:: DO THIS ::
Among the entries, which lines carry the string "循环过程如图解"? Copy each of them.

:: DATASET ROWS ::

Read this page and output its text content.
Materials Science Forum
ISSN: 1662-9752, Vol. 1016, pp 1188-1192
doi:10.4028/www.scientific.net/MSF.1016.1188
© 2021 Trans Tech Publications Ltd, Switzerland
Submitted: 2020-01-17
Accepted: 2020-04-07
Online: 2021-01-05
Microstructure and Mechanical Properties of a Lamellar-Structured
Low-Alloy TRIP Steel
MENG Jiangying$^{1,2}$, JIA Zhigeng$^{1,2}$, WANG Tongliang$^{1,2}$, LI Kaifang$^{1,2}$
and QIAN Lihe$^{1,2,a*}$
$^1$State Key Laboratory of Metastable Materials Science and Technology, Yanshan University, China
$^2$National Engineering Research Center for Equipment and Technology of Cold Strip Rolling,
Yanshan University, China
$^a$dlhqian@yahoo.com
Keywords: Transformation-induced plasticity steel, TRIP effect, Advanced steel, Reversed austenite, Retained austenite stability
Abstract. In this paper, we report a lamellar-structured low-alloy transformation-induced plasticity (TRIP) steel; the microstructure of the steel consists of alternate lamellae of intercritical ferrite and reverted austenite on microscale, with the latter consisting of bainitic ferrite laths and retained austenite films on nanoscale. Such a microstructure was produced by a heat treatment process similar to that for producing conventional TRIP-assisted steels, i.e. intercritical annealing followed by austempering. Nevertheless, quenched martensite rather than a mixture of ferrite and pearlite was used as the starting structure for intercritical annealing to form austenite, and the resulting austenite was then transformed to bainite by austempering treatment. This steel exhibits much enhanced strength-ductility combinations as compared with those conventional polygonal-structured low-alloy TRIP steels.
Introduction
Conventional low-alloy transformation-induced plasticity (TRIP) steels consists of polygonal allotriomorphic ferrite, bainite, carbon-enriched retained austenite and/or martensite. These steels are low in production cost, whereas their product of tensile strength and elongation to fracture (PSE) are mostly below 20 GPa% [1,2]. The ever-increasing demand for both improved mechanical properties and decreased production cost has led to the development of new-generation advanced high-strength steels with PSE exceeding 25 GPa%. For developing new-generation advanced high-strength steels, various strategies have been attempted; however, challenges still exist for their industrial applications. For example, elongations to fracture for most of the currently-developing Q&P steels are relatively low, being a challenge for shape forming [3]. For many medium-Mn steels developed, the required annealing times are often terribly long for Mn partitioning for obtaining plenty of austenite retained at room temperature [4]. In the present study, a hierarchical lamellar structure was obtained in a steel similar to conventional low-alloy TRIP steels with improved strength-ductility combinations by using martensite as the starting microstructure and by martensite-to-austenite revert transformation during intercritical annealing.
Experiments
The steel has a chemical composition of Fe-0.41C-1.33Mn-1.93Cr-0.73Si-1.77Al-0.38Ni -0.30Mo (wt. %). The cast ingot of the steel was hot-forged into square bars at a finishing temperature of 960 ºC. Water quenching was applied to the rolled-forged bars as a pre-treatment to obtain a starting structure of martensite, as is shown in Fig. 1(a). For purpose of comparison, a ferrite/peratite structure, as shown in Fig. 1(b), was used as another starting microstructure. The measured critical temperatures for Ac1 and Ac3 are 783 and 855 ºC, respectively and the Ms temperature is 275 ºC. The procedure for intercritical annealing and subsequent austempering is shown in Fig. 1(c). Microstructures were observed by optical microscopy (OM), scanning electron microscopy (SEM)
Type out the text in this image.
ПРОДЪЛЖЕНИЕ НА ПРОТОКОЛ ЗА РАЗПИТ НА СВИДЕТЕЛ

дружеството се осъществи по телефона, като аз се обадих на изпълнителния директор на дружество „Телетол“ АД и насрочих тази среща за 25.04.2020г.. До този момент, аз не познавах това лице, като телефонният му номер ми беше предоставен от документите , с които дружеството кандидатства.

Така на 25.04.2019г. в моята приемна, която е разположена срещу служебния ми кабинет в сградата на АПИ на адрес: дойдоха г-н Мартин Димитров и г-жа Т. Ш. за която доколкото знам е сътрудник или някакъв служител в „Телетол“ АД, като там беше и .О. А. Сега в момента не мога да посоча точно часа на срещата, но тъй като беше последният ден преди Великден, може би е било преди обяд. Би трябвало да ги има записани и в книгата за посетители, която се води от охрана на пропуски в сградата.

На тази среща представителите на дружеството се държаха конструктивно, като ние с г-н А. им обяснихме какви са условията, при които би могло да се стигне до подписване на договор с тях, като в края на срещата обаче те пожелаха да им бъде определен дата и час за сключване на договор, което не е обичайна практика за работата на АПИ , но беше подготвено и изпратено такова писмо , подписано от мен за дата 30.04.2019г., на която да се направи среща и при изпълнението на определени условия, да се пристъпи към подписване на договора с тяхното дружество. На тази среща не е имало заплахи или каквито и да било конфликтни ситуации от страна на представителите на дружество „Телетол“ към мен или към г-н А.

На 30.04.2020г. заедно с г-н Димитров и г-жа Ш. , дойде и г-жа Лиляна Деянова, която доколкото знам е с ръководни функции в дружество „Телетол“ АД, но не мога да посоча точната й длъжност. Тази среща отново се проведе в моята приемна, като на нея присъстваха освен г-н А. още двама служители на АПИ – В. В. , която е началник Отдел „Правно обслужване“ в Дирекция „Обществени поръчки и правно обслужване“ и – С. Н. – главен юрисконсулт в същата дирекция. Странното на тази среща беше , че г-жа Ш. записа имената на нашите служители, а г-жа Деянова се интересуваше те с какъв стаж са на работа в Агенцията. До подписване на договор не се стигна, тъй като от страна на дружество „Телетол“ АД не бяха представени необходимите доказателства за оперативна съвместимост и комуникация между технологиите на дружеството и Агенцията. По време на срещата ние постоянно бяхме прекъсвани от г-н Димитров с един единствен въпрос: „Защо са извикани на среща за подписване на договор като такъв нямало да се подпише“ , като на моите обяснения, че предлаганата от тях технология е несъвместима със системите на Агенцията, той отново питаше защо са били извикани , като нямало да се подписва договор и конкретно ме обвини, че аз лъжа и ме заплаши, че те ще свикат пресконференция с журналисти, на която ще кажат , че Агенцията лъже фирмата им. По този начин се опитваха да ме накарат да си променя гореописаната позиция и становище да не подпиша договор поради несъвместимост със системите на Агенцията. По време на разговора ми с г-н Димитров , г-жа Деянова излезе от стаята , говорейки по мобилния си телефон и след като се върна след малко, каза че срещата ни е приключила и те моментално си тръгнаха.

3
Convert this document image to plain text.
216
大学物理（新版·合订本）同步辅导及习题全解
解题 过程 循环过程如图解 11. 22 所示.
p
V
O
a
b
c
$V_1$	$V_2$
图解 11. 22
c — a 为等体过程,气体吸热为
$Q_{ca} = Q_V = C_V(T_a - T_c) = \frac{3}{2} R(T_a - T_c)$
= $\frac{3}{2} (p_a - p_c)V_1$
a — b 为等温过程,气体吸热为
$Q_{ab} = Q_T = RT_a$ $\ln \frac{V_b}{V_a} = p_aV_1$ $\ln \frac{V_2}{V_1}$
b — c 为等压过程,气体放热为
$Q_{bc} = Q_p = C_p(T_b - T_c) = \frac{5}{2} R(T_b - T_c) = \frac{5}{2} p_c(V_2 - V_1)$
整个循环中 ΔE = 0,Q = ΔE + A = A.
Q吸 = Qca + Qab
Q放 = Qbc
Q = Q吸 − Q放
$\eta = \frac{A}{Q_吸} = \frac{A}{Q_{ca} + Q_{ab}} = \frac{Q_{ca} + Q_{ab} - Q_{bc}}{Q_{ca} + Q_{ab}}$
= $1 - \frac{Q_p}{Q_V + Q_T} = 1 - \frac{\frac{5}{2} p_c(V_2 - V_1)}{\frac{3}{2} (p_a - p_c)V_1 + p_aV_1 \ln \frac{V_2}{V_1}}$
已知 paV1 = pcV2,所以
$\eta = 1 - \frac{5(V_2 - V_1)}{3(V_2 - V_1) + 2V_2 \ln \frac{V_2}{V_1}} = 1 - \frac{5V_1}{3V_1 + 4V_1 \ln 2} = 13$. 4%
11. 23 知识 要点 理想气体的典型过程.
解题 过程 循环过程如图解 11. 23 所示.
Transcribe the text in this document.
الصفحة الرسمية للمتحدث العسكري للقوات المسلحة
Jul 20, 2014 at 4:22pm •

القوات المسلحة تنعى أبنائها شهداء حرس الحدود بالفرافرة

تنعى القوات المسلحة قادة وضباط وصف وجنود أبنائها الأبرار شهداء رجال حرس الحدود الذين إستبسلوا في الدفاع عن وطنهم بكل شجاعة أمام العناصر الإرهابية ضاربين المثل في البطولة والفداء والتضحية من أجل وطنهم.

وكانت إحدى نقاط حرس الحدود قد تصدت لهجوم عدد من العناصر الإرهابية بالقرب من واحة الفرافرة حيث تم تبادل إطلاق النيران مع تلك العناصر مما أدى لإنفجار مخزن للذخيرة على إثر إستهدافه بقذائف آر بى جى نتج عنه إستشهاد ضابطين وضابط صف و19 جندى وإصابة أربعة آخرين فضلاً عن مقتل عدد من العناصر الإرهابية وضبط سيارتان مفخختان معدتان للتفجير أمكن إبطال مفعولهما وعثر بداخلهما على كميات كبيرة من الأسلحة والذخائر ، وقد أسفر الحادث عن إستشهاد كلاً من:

:: RESPONSE FOR THIS EXERCISE ::
解题 过程 循环过程如图解 11. 22 所示.
解题 过程 循环过程如图解 11. 23 所示.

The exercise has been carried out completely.